▸ Goal
Write out the records that appear below, verbatim and complete, but without pictures.

# start of Data section

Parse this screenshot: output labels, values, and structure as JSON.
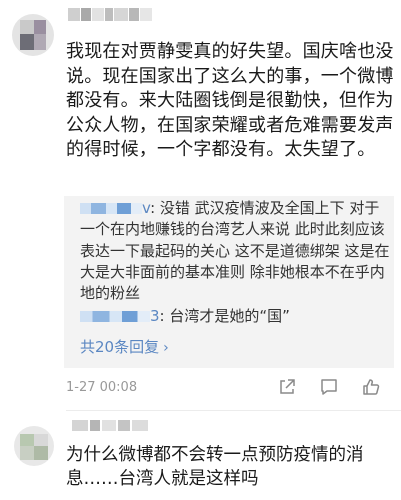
{
  "comment": {
    "text": "我现在对贾静雯真的好失望。国庆啥也没说。现在国家出了这么大的事，一个微博都没有。来大陆圈钱倒是很勤快，但作为公众人物，在国家荣耀或者危难需要发声的得时候，一个字都没有。太失望了。",
    "timestamp": "1-27 00:08"
  },
  "replies": [
    {
      "name_suffix": "v",
      "text": ": 没错 武汉疫情波及全国上下  对于一个在内地赚钱的台湾艺人来说 此时此刻应该表达一下最起码的关心 这不是道德绑架 这是在大是大非面前的基本准则 除非她根本不在乎内地的粉丝"
    },
    {
      "name_suffix": "3",
      "text": ": 台湾才是她的“国”"
    }
  ],
  "more_replies": {
    "label": "共20条回复",
    "chevron": "›"
  },
  "icons": [
    "share-icon",
    "comment-icon",
    "like-icon"
  ],
  "comment2": {
    "text": "为什么微博都不会转一点预防疫情的消息……台湾人就是这样吗"
  },
  "colors": {
    "link": "#5b87c2",
    "reply_bg": "#f3f3f3",
    "meta": "#999999"
  }
}
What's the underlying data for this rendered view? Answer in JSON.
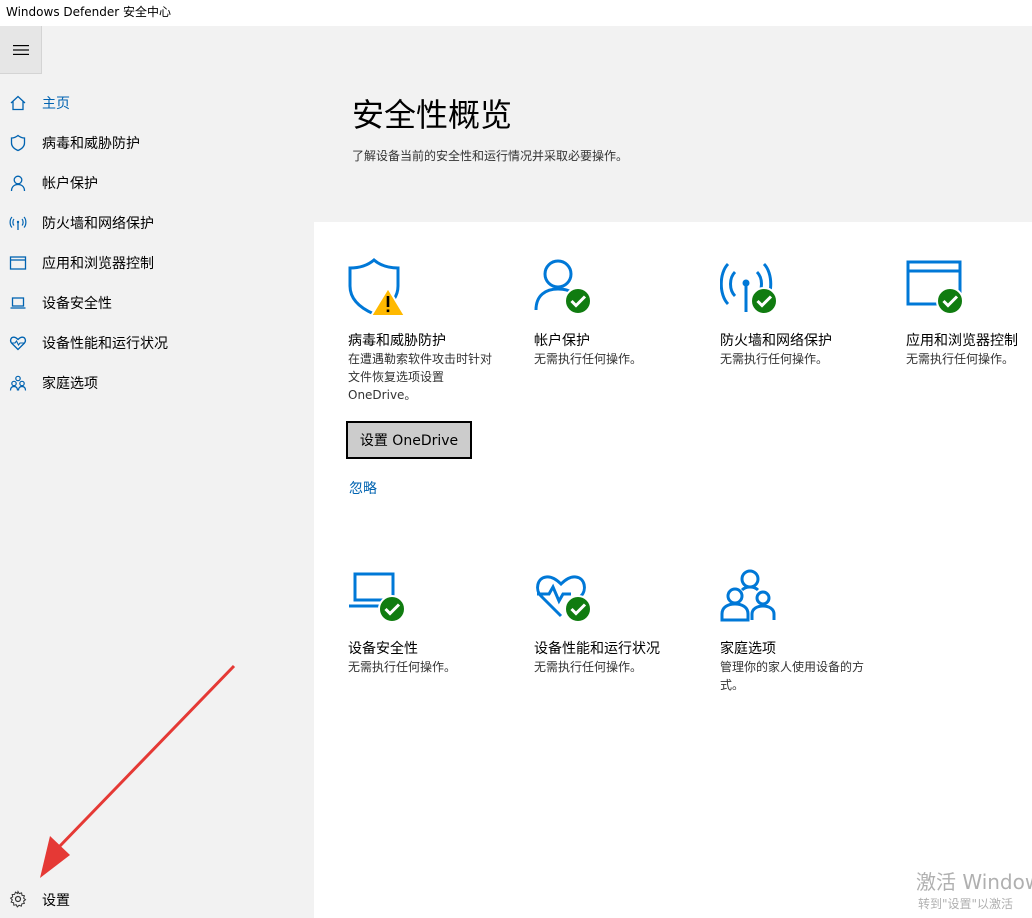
{
  "window": {
    "title": "Windows Defender 安全中心"
  },
  "sidebar": {
    "items": [
      {
        "label": "主页",
        "icon": "home-icon"
      },
      {
        "label": "病毒和威胁防护",
        "icon": "shield-icon"
      },
      {
        "label": "帐户保护",
        "icon": "person-icon"
      },
      {
        "label": "防火墙和网络保护",
        "icon": "wireless-icon"
      },
      {
        "label": "应用和浏览器控制",
        "icon": "browser-window-icon"
      },
      {
        "label": "设备安全性",
        "icon": "laptop-icon"
      },
      {
        "label": "设备性能和运行状况",
        "icon": "heart-icon"
      },
      {
        "label": "家庭选项",
        "icon": "family-icon"
      }
    ],
    "settings_label": "设置"
  },
  "header": {
    "title": "安全性概览",
    "subtitle": "了解设备当前的安全性和运行情况并采取必要操作。"
  },
  "tiles": [
    {
      "title": "病毒和威胁防护",
      "desc_lines": [
        "在遭遇勒索软件攻击时针对",
        "文件恢复选项设置",
        "OneDrive。"
      ],
      "status": "warning"
    },
    {
      "title": "帐户保护",
      "desc_lines": [
        "无需执行任何操作。"
      ],
      "status": "ok"
    },
    {
      "title": "防火墙和网络保护",
      "desc_lines": [
        "无需执行任何操作。"
      ],
      "status": "ok"
    },
    {
      "title": "应用和浏览器控制",
      "desc_lines": [
        "无需执行任何操作。"
      ],
      "status": "ok"
    },
    {
      "title": "设备安全性",
      "desc_lines": [
        "无需执行任何操作。"
      ],
      "status": "ok"
    },
    {
      "title": "设备性能和运行状况",
      "desc_lines": [
        "无需执行任何操作。"
      ],
      "status": "ok"
    },
    {
      "title": "家庭选项",
      "desc_lines": [
        "管理你的家人使用设备的方",
        "式。"
      ],
      "status": "none"
    }
  ],
  "actions": {
    "onedrive_button": "设置 OneDrive",
    "ignore_link": "忽略"
  },
  "watermark": {
    "line1": "激活 Windows",
    "line2": "转到\"设置\"以激活"
  },
  "colors": {
    "accent": "#0063b1",
    "icon_blue": "#0078d7",
    "ok_green": "#107c10",
    "warning_yellow": "#ffb900"
  }
}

# end of Data section

▸ Result of this task
Parse this screenshot: output labels, values, and structure as JSON.
{
  "comment": {
    "text": "我现在对贾静雯真的好失望。国庆啥也没说。现在国家出了这么大的事，一个微博都没有。来大陆圈钱倒是很勤快，但作为公众人物，在国家荣耀或者危难需要发声的得时候，一个字都没有。太失望了。",
    "timestamp": "1-27 00:08"
  },
  "replies": [
    {
      "name_suffix": "v",
      "text": ": 没错 武汉疫情波及全国上下  对于一个在内地赚钱的台湾艺人来说 此时此刻应该表达一下最起码的关心 这不是道德绑架 这是在大是大非面前的基本准则 除非她根本不在乎内地的粉丝"
    },
    {
      "name_suffix": "3",
      "text": ": 台湾才是她的“国”"
    }
  ],
  "more_replies": {
    "label": "共20条回复",
    "chevron": "›"
  },
  "icons": [
    "share-icon",
    "comment-icon",
    "like-icon"
  ],
  "comment2": {
    "text": "为什么微博都不会转一点预防疫情的消息……台湾人就是这样吗"
  },
  "colors": {
    "link": "#5b87c2",
    "reply_bg": "#f3f3f3",
    "meta": "#999999"
  }
}
What's the underlying data for this rendered view? Answer in JSON.
{
  "window": {
    "title": "Windows Defender 安全中心"
  },
  "sidebar": {
    "items": [
      {
        "label": "主页",
        "icon": "home-icon"
      },
      {
        "label": "病毒和威胁防护",
        "icon": "shield-icon"
      },
      {
        "label": "帐户保护",
        "icon": "person-icon"
      },
      {
        "label": "防火墙和网络保护",
        "icon": "wireless-icon"
      },
      {
        "label": "应用和浏览器控制",
        "icon": "browser-window-icon"
      },
      {
        "label": "设备安全性",
        "icon": "laptop-icon"
      },
      {
        "label": "设备性能和运行状况",
        "icon": "heart-icon"
      },
      {
        "label": "家庭选项",
        "icon": "family-icon"
      }
    ],
    "settings_label": "设置"
  },
  "header": {
    "title": "安全性概览",
    "subtitle": "了解设备当前的安全性和运行情况并采取必要操作。"
  },
  "tiles": [
    {
      "title": "病毒和威胁防护",
      "desc_lines": [
        "在遭遇勒索软件攻击时针对",
        "文件恢复选项设置",
        "OneDrive。"
      ],
      "status": "warning"
    },
    {
      "title": "帐户保护",
      "desc_lines": [
        "无需执行任何操作。"
      ],
      "status": "ok"
    },
    {
      "title": "防火墙和网络保护",
      "desc_lines": [
        "无需执行任何操作。"
      ],
      "status": "ok"
    },
    {
      "title": "应用和浏览器控制",
      "desc_lines": [
        "无需执行任何操作。"
      ],
      "status": "ok"
    },
    {
      "title": "设备安全性",
      "desc_lines": [
        "无需执行任何操作。"
      ],
      "status": "ok"
    },
    {
      "title": "设备性能和运行状况",
      "desc_lines": [
        "无需执行任何操作。"
      ],
      "status": "ok"
    },
    {
      "title": "家庭选项",
      "desc_lines": [
        "管理你的家人使用设备的方",
        "式。"
      ],
      "status": "none"
    }
  ],
  "actions": {
    "onedrive_button": "设置 OneDrive",
    "ignore_link": "忽略"
  },
  "watermark": {
    "line1": "激活 Windows",
    "line2": "转到\"设置\"以激活"
  },
  "colors": {
    "accent": "#0063b1",
    "icon_blue": "#0078d7",
    "ok_green": "#107c10",
    "warning_yellow": "#ffb900"
  }
}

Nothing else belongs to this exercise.